* GIVEN REQUEST
Return each line of the material verbatim.

[Begin RECORDS SHOWN]

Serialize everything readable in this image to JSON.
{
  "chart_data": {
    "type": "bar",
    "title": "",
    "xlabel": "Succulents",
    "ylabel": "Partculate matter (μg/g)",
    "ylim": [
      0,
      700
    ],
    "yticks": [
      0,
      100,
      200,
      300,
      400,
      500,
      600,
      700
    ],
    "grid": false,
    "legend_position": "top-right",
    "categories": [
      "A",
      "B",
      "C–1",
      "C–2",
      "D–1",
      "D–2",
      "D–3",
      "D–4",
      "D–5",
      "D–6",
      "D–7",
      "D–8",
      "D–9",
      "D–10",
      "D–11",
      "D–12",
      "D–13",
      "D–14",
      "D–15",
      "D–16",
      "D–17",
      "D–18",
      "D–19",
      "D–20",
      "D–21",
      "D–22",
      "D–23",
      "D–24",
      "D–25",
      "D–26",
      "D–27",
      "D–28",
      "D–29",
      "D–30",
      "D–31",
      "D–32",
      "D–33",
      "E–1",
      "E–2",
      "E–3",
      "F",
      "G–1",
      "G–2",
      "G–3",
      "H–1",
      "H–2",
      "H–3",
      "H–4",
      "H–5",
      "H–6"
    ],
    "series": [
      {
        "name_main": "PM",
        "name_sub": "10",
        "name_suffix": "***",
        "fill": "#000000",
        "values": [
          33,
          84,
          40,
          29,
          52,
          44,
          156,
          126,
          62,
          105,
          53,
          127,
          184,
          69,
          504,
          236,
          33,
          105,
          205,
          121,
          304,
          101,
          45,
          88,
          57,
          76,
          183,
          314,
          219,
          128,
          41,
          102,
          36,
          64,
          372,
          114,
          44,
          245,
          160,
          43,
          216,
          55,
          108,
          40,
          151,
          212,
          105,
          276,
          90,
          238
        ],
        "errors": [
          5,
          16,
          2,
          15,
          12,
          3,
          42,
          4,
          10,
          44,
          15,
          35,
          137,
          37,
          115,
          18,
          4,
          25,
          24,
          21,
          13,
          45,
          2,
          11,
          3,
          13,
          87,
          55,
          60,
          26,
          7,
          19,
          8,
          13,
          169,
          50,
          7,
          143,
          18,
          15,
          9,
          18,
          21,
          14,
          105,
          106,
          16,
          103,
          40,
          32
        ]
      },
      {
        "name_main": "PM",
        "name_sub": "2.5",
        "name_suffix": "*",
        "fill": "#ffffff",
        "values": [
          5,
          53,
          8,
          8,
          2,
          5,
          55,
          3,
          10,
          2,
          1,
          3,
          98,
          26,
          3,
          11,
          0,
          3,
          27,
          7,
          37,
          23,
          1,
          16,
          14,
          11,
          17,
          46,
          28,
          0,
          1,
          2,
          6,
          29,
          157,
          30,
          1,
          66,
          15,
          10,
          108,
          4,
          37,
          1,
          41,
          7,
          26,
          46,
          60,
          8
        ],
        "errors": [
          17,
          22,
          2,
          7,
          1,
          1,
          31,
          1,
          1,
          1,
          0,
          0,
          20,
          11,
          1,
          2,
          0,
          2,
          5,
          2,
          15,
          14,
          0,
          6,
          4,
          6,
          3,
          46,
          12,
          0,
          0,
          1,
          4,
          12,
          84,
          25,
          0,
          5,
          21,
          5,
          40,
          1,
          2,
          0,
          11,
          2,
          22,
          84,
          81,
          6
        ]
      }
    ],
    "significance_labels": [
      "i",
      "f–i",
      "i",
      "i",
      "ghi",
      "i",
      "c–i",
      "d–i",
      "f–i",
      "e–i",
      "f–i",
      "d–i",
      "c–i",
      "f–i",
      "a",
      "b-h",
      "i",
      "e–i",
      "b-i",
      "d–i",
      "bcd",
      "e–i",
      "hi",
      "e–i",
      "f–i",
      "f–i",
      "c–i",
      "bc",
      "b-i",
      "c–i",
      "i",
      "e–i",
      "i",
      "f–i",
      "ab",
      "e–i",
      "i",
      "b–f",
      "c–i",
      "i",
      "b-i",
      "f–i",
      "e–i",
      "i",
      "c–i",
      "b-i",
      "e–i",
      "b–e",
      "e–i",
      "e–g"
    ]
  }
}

[End RECORDS SHOWN]

* TASK RESPONSE
Serialize everything readable in this image to JSON.
{
  "chart_data": {
    "type": "bar",
    "title": "",
    "xlabel": "Succulents",
    "ylabel": "Partculate matter (μg/g)",
    "ylim": [
      0,
      700
    ],
    "yticks": [
      0,
      100,
      200,
      300,
      400,
      500,
      600,
      700
    ],
    "grid": false,
    "legend_position": "top-right",
    "categories": [
      "A",
      "B",
      "C–1",
      "C–2",
      "D–1",
      "D–2",
      "D–3",
      "D–4",
      "D–5",
      "D–6",
      "D–7",
      "D–8",
      "D–9",
      "D–10",
      "D–11",
      "D–12",
      "D–13",
      "D–14",
      "D–15",
      "D–16",
      "D–17",
      "D–18",
      "D–19",
      "D–20",
      "D–21",
      "D–22",
      "D–23",
      "D–24",
      "D–25",
      "D–26",
      "D–27",
      "D–28",
      "D–29",
      "D–30",
      "D–31",
      "D–32",
      "D–33",
      "E–1",
      "E–2",
      "E–3",
      "F",
      "G–1",
      "G–2",
      "G–3",
      "H–1",
      "H–2",
      "H–3",
      "H–4",
      "H–5",
      "H–6"
    ],
    "series": [
      {
        "name_main": "PM",
        "name_sub": "10",
        "name_suffix": "***",
        "fill": "#000000",
        "values": [
          33,
          84,
          40,
          29,
          52,
          44,
          156,
          126,
          62,
          105,
          53,
          127,
          184,
          69,
          504,
          236,
          33,
          105,
          205,
          121,
          304,
          101,
          45,
          88,
          57,
          76,
          183,
          314,
          219,
          128,
          41,
          102,
          36,
          64,
          372,
          114,
          44,
          245,
          160,
          43,
          216,
          55,
          108,
          40,
          151,
          212,
          105,
          276,
          90,
          238
        ],
        "errors": [
          5,
          16,
          2,
          15,
          12,
          3,
          42,
          4,
          10,
          44,
          15,
          35,
          137,
          37,
          115,
          18,
          4,
          25,
          24,
          21,
          13,
          45,
          2,
          11,
          3,
          13,
          87,
          55,
          60,
          26,
          7,
          19,
          8,
          13,
          169,
          50,
          7,
          143,
          18,
          15,
          9,
          18,
          21,
          14,
          105,
          106,
          16,
          103,
          40,
          32
        ]
      },
      {
        "name_main": "PM",
        "name_sub": "2.5",
        "name_suffix": "*",
        "fill": "#ffffff",
        "values": [
          5,
          53,
          8,
          8,
          2,
          5,
          55,
          3,
          10,
          2,
          1,
          3,
          98,
          26,
          3,
          11,
          0,
          3,
          27,
          7,
          37,
          23,
          1,
          16,
          14,
          11,
          17,
          46,
          28,
          0,
          1,
          2,
          6,
          29,
          157,
          30,
          1,
          66,
          15,
          10,
          108,
          4,
          37,
          1,
          41,
          7,
          26,
          46,
          60,
          8
        ],
        "errors": [
          17,
          22,
          2,
          7,
          1,
          1,
          31,
          1,
          1,
          1,
          0,
          0,
          20,
          11,
          1,
          2,
          0,
          2,
          5,
          2,
          15,
          14,
          0,
          6,
          4,
          6,
          3,
          46,
          12,
          0,
          0,
          1,
          4,
          12,
          84,
          25,
          0,
          5,
          21,
          5,
          40,
          1,
          2,
          0,
          11,
          2,
          22,
          84,
          81,
          6
        ]
      }
    ],
    "significance_labels": [
      "i",
      "f–i",
      "i",
      "i",
      "ghi",
      "i",
      "c–i",
      "d–i",
      "f–i",
      "e–i",
      "f–i",
      "d–i",
      "c–i",
      "f–i",
      "a",
      "b-h",
      "i",
      "e–i",
      "b-i",
      "d–i",
      "bcd",
      "e–i",
      "hi",
      "e–i",
      "f–i",
      "f–i",
      "c–i",
      "bc",
      "b-i",
      "c–i",
      "i",
      "e–i",
      "i",
      "f–i",
      "ab",
      "e–i",
      "i",
      "b–f",
      "c–i",
      "i",
      "b-i",
      "f–i",
      "e–i",
      "i",
      "c–i",
      "b-i",
      "e–i",
      "b–e",
      "e–i",
      "e–g"
    ]
  }
}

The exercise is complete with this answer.